**Challenge**
Please transcribe the listing below in full and word for word, without its pictures.

**Provided data**
++++

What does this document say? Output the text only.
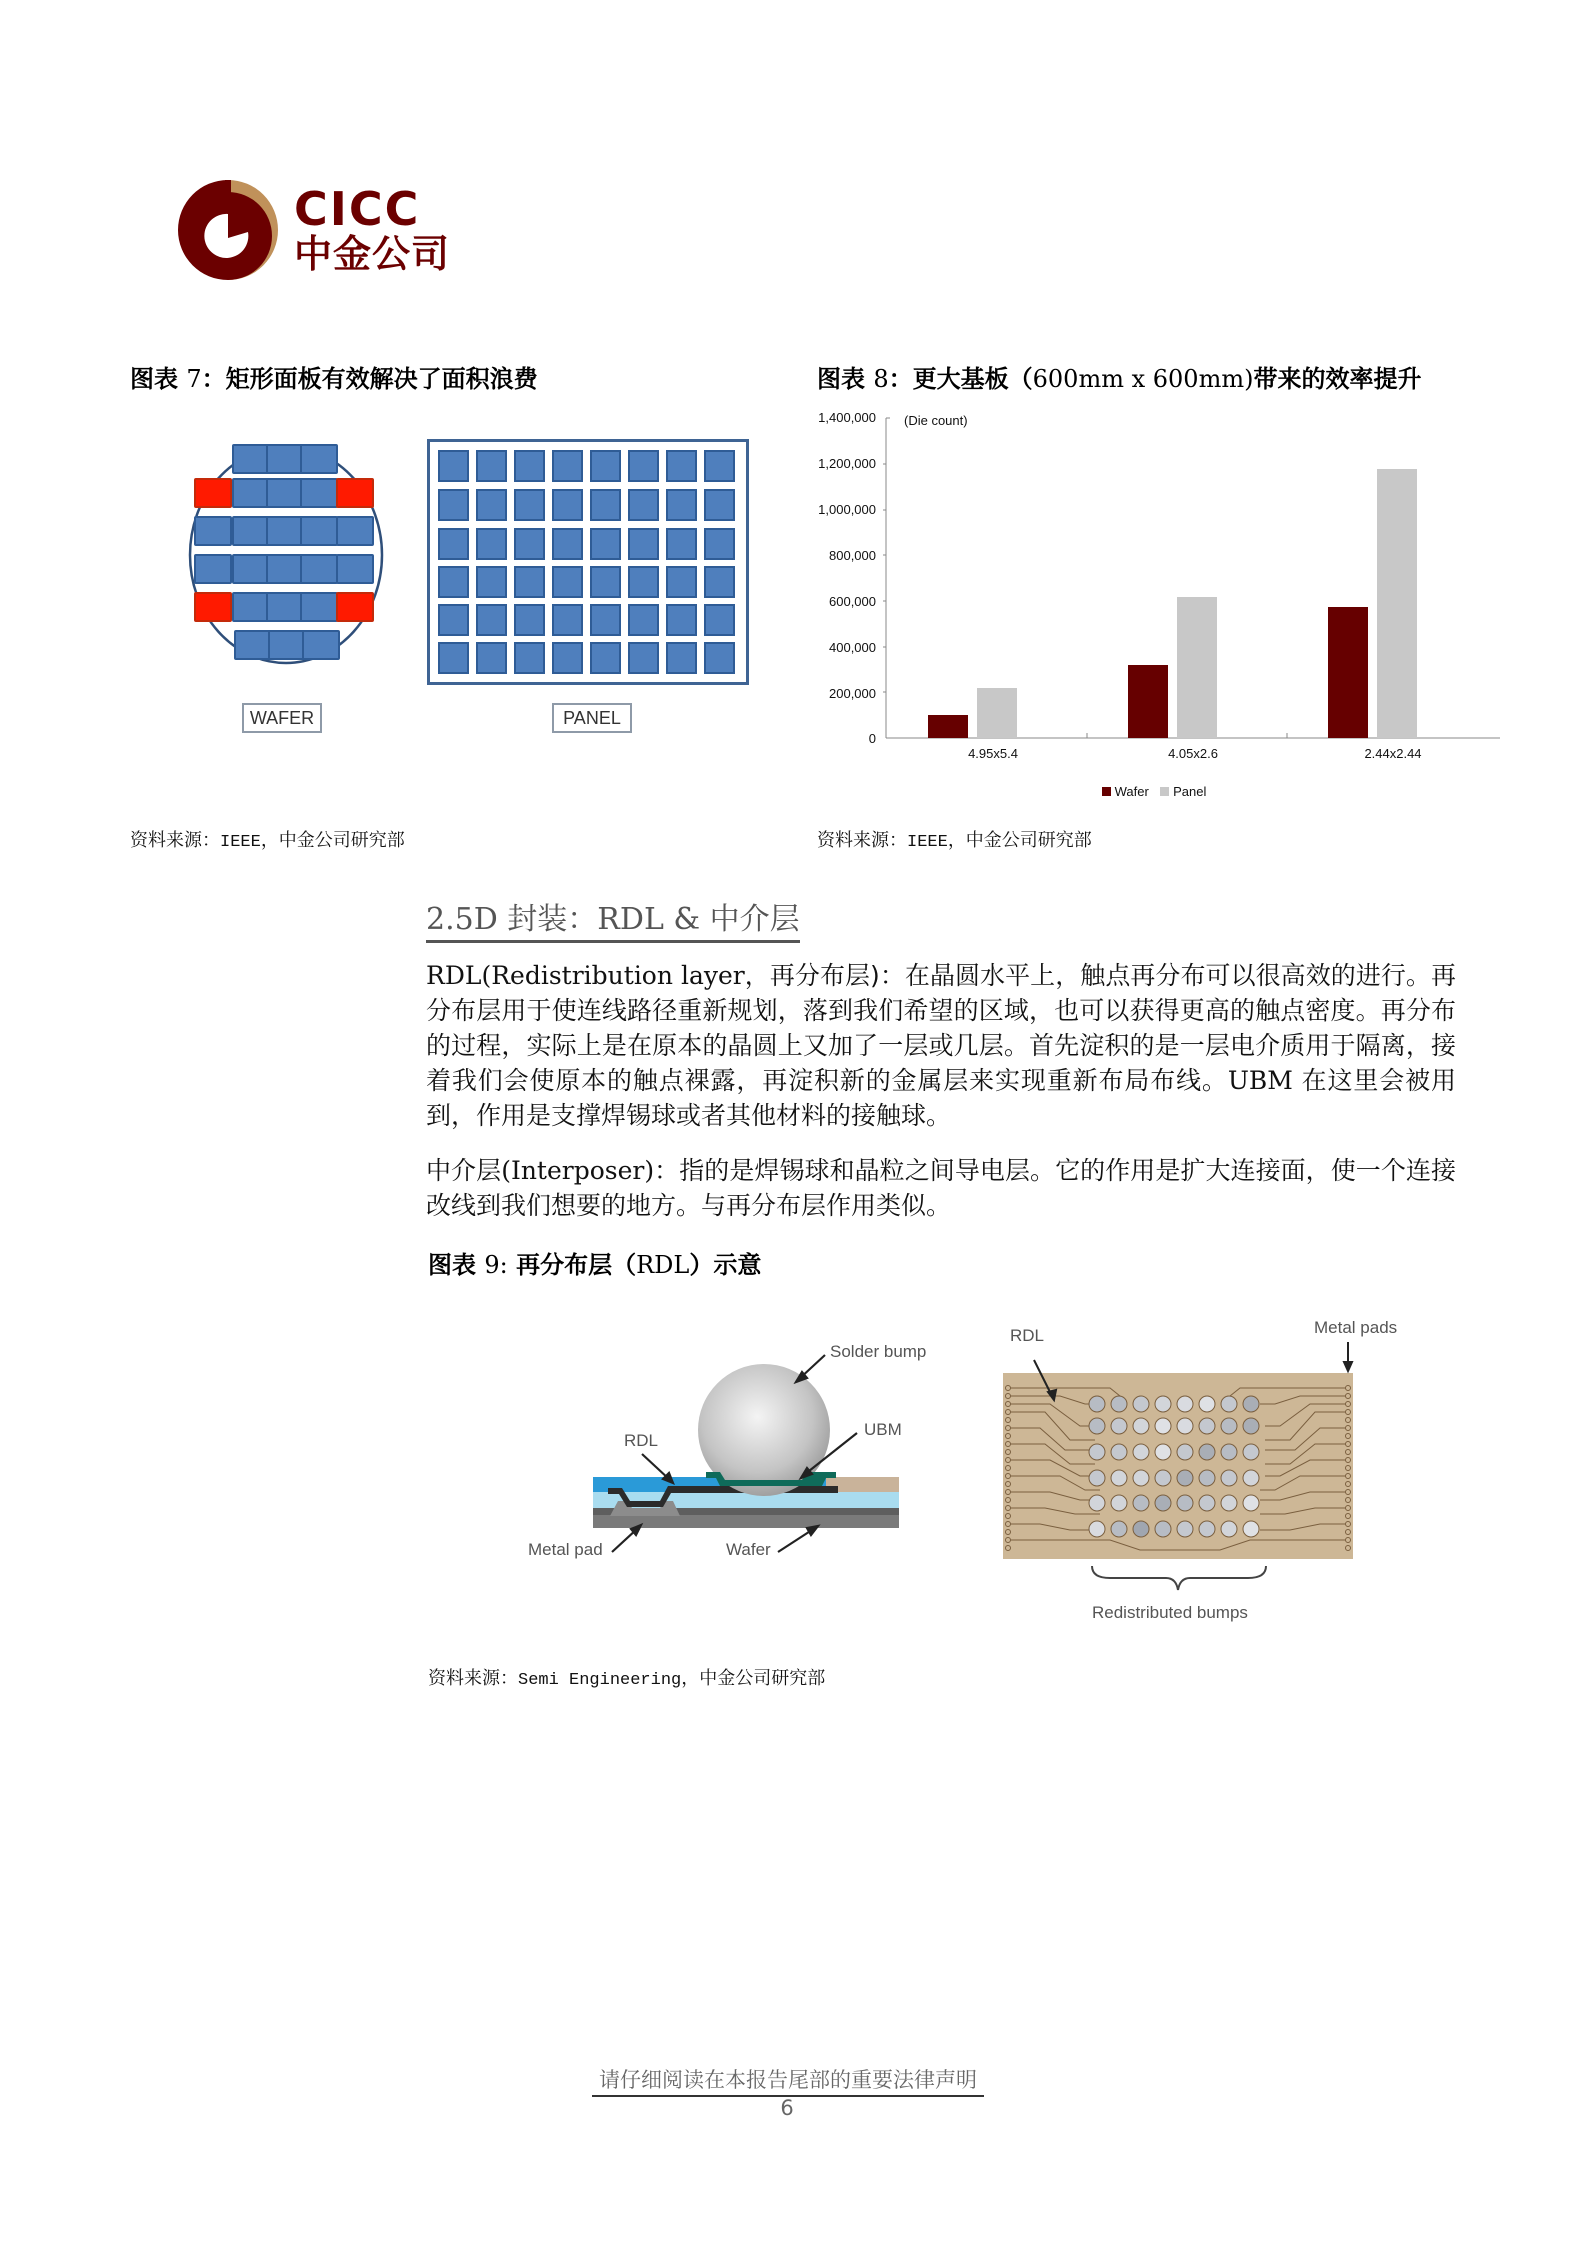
CICC
中金公司
图表 7：矩形面板有效解决了面积浪费
WAFER	PANEL
资料来源：IEEE，中金公司研究部
图表 8：更大基板（600mm x 600mm)带来的效率提升
1,400,000
1,200,000
1,000,000
800,000
600,000
400,000
200,000
0
(Die count)
4.95x5.4	4.05x2.6	2.44x2.44
Wafer Panel
资料来源：IEEE，中金公司研究部
2.5D 封装：RDL & 中介层
RDL(Redistribution layer，再分布层)：在晶圆水平上，触点再分布可以很高效的进行。再分布层用于使连线路径重新规划，落到我们希望的区域，也可以获得更高的触点密度。再分布的过程，实际上是在原本的晶圆上又加了一层或几层。首先淀积的是一层电介质用于隔离，接着我们会使原本的触点裸露，再淀积新的金属层来实现重新布局布线。UBM 在这里会被用到，作用是支撑焊锡球或者其他材料的接触球。
中介层(Interposer)：指的是焊锡球和晶粒之间导电层。它的作用是扩大连接面，使一个连接改线到我们想要的地方。与再分布层作用类似。
图表 9: 再分布层（RDL）示意
Solder bump
UBM
RDL
Metal pad	Wafer
RDL	Metal pads
Redistributed bumps
资料来源：Semi Engineering，中金公司研究部
请仔细阅读在本报告尾部的重要法律声明
6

++++

**Full response**
What does this document say? Output the text only.
CICC
中金公司
图表 7：矩形面板有效解决了面积浪费
WAFER	PANEL
资料来源：IEEE，中金公司研究部
图表 8：更大基板（600mm x 600mm)带来的效率提升
1,400,000
1,200,000
1,000,000
800,000
600,000
400,000
200,000
0
(Die count)
4.95x5.4	4.05x2.6	2.44x2.44
Wafer Panel
资料来源：IEEE，中金公司研究部
2.5D 封装：RDL & 中介层
RDL(Redistribution layer，再分布层)：在晶圆水平上，触点再分布可以很高效的进行。再分布层用于使连线路径重新规划，落到我们希望的区域，也可以获得更高的触点密度。再分布的过程，实际上是在原本的晶圆上又加了一层或几层。首先淀积的是一层电介质用于隔离，接着我们会使原本的触点裸露，再淀积新的金属层来实现重新布局布线。UBM 在这里会被用到，作用是支撑焊锡球或者其他材料的接触球。
中介层(Interposer)：指的是焊锡球和晶粒之间导电层。它的作用是扩大连接面，使一个连接改线到我们想要的地方。与再分布层作用类似。
图表 9: 再分布层（RDL）示意
Solder bump
UBM
RDL
Metal pad	Wafer
RDL	Metal pads
Redistributed bumps
资料来源：Semi Engineering，中金公司研究部
请仔细阅读在本报告尾部的重要法律声明
6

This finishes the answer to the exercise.